In the records below, find the line containing "Read this page and output its text content.". Output it and every line after it to the end, unchanged, with no pictures.

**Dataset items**
-----
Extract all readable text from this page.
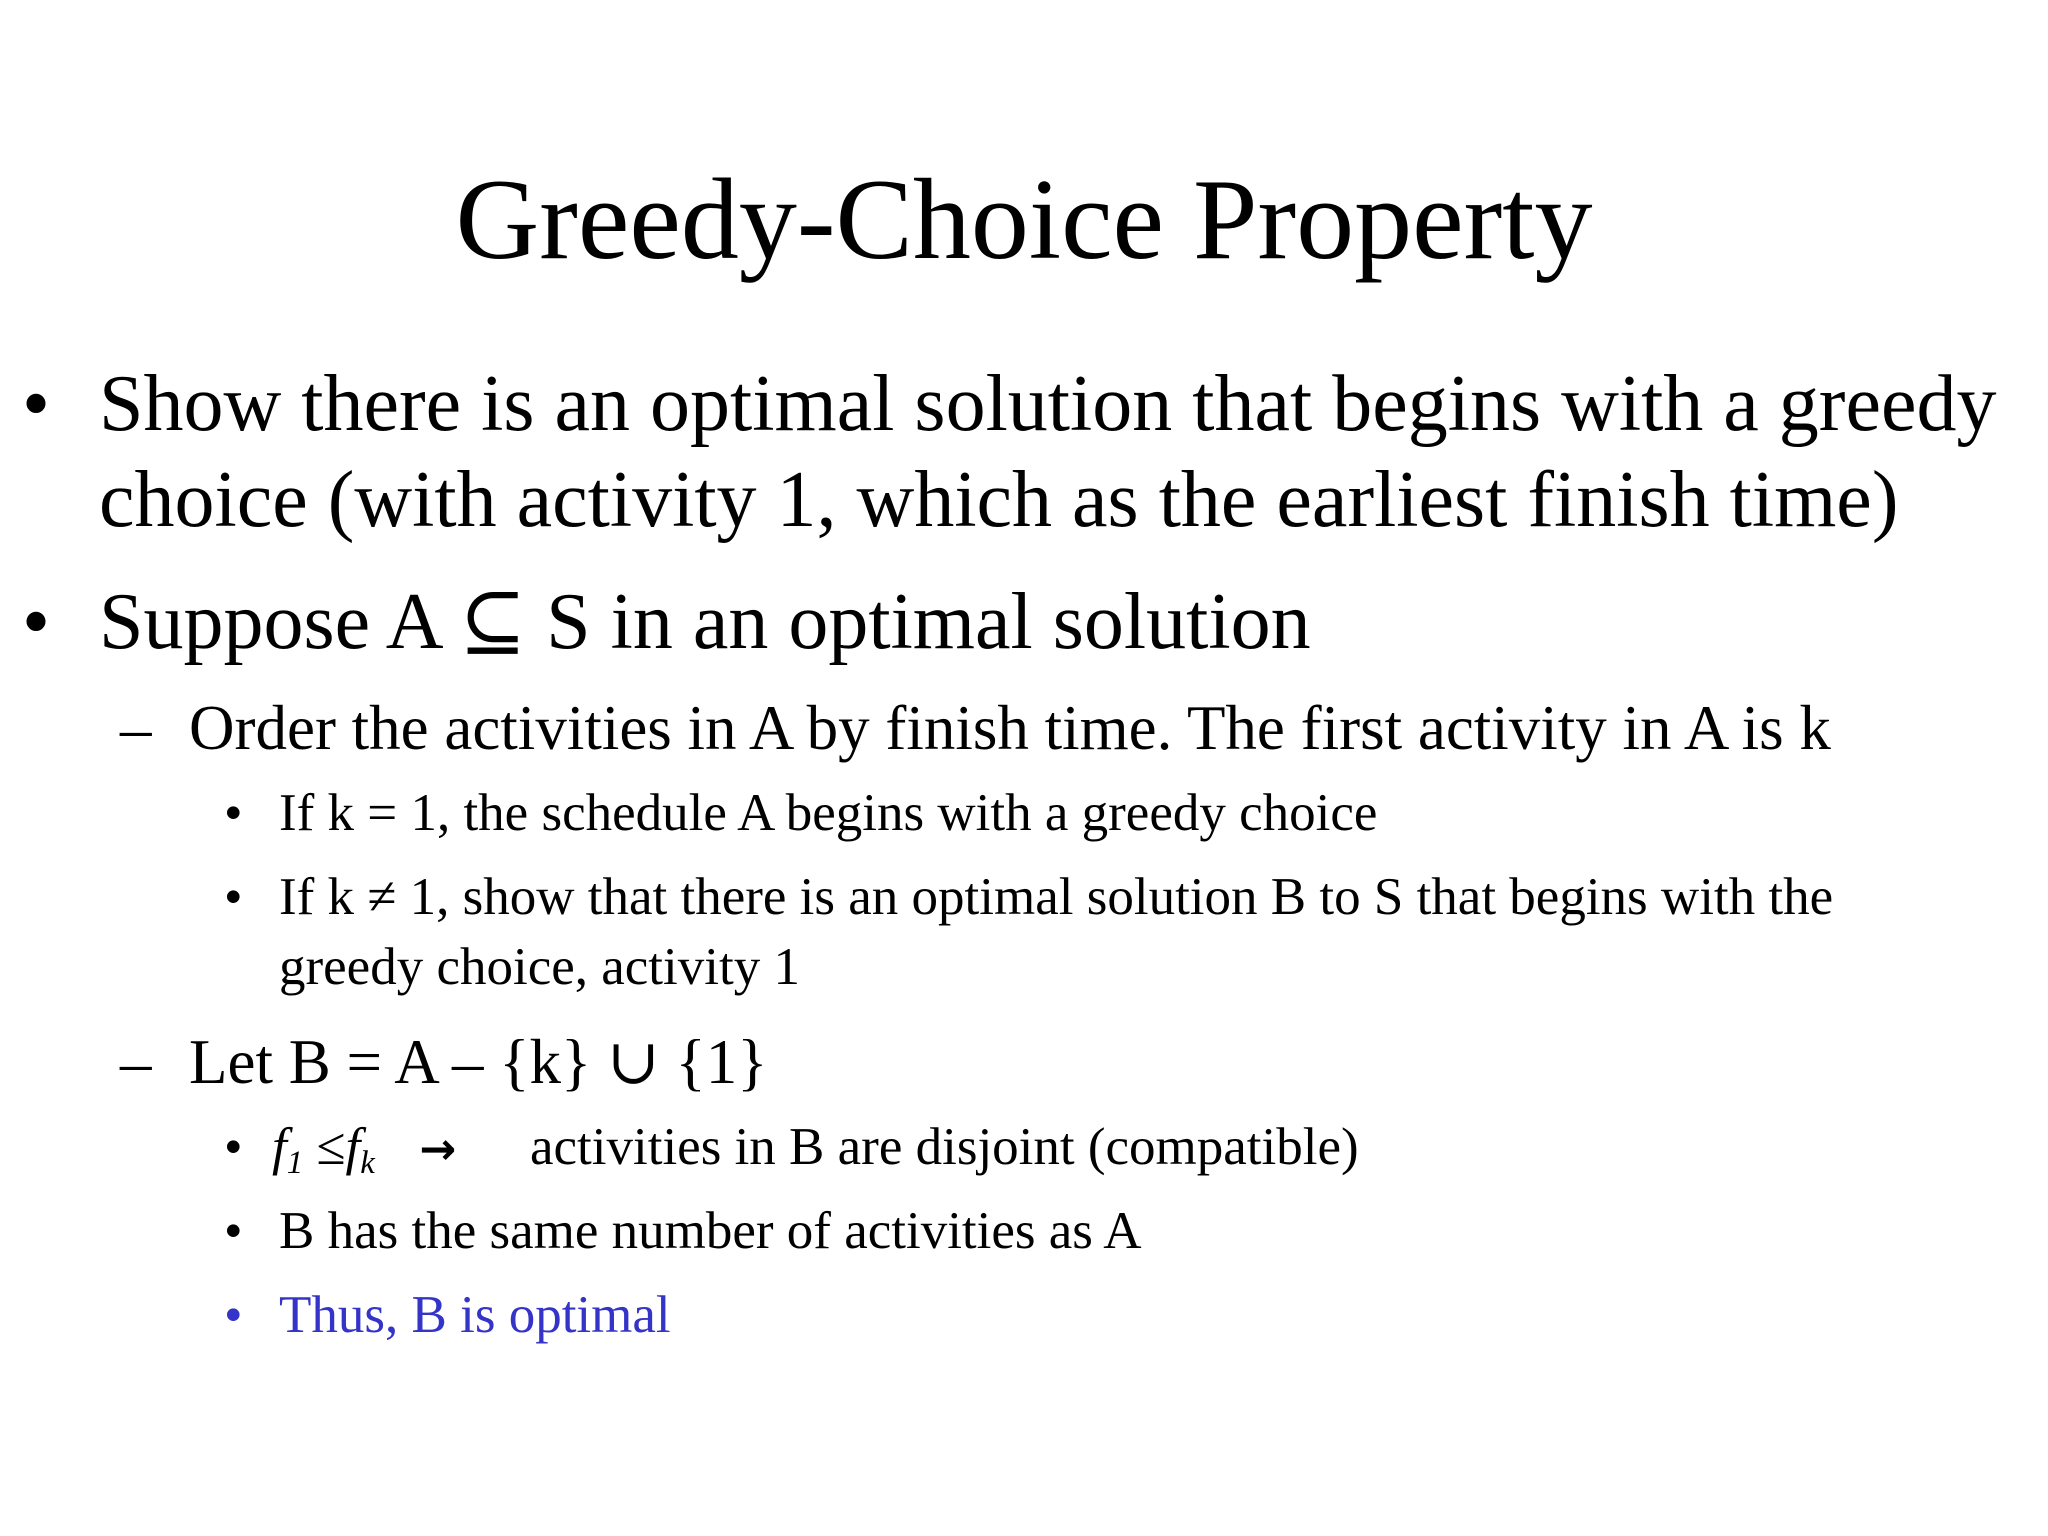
Greedy-Choice Property
• Show there is an optimal solution that begins with a greedy
choice (with activity 1, which as the earliest finish time)
• Suppose A ⊆ S in an optimal solution
– Order the activities in A by finish time. The first activity in A is k
• If k = 1, the schedule A begins with a greedy choice
• If k ≠ 1, show that there is an optimal solution B to S that begins with the
greedy choice, activity 1
– Let B = A – {k} ∪ {1}
• f1 ≤fk → activities in B are disjoint (compatible)
• B has the same number of activities as A
• Thus, B is optimal
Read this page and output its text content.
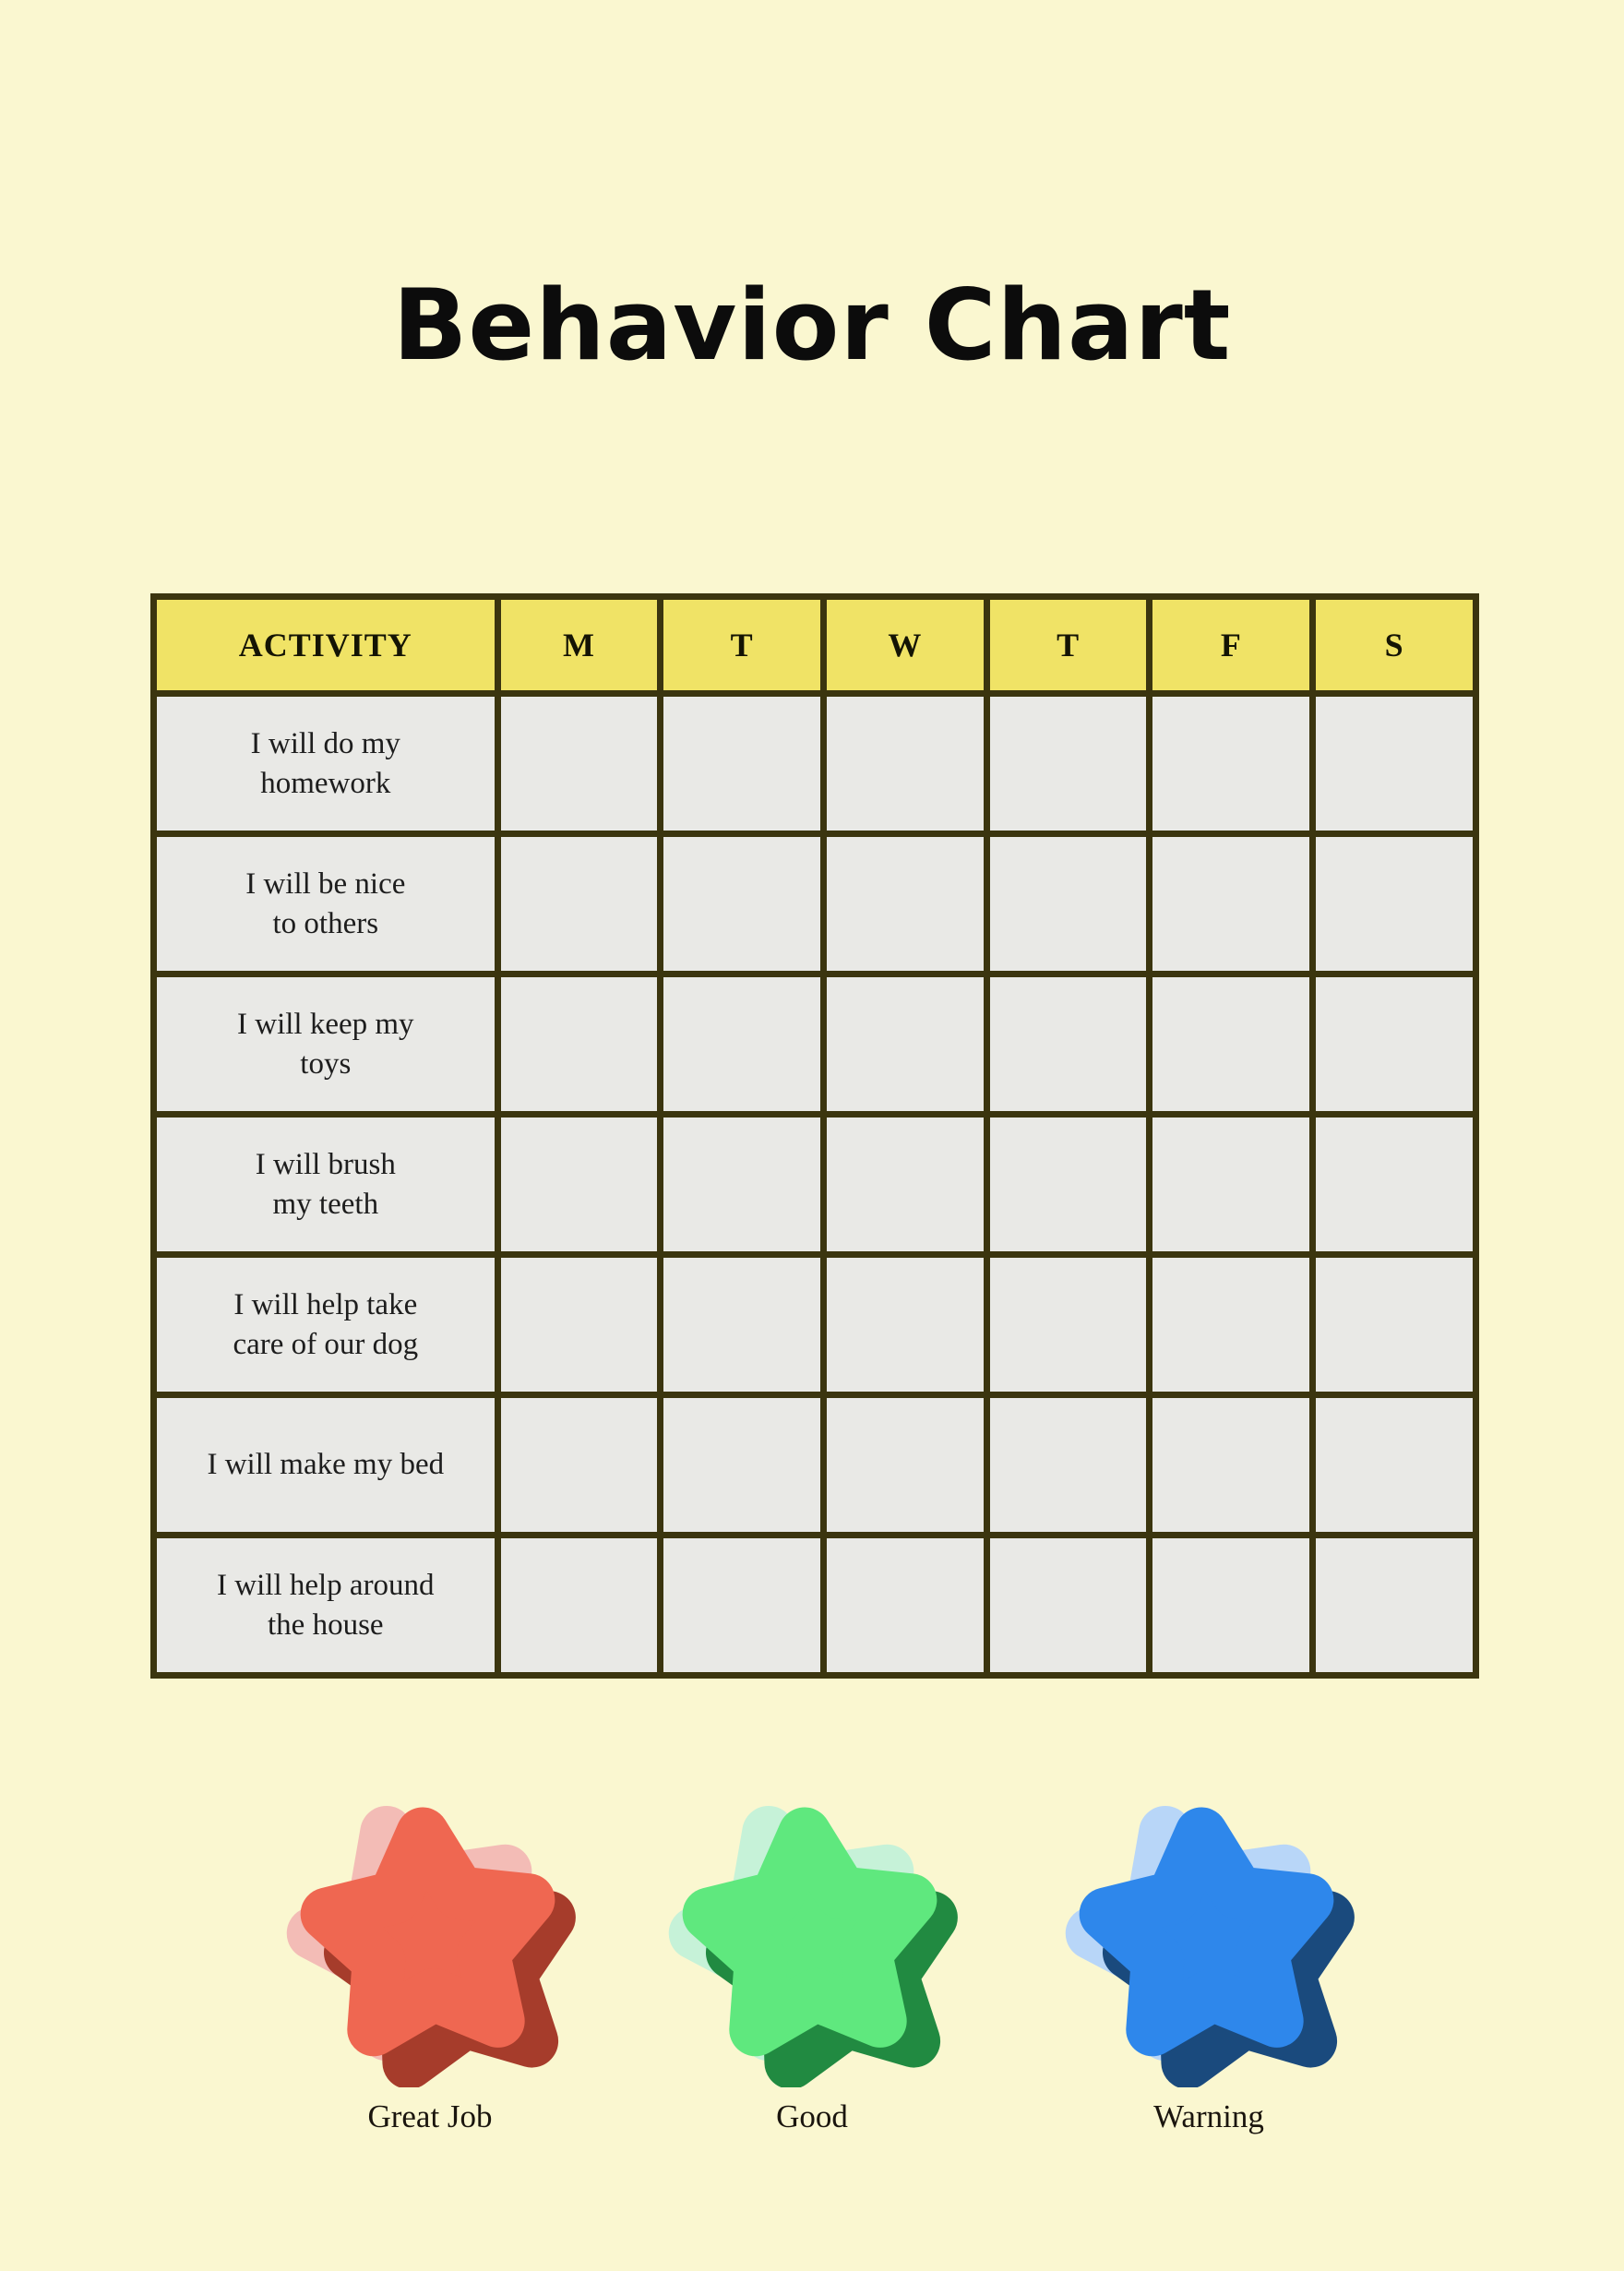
Behavior Chart
ACTIVITY	M	T	W	T	F	S

I will do my
homework						

I will be nice
to others						

I will keep my
toys						

I will brush
my teeth						

I will help take
care of our dog						

I will make my bed						

I will help around
the house						

Great Job	Good	Warning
-----
**TASK SOLUTION**
Read this page and output its text content.
Behavior Chart
ACTIVITY	M	T	W	T	F	S

I will do my
homework						

I will be nice
to others						

I will keep my
toys						

I will brush
my teeth						

I will help take
care of our dog						

I will make my bed						

I will help around
the house						

Great Job	Good	Warning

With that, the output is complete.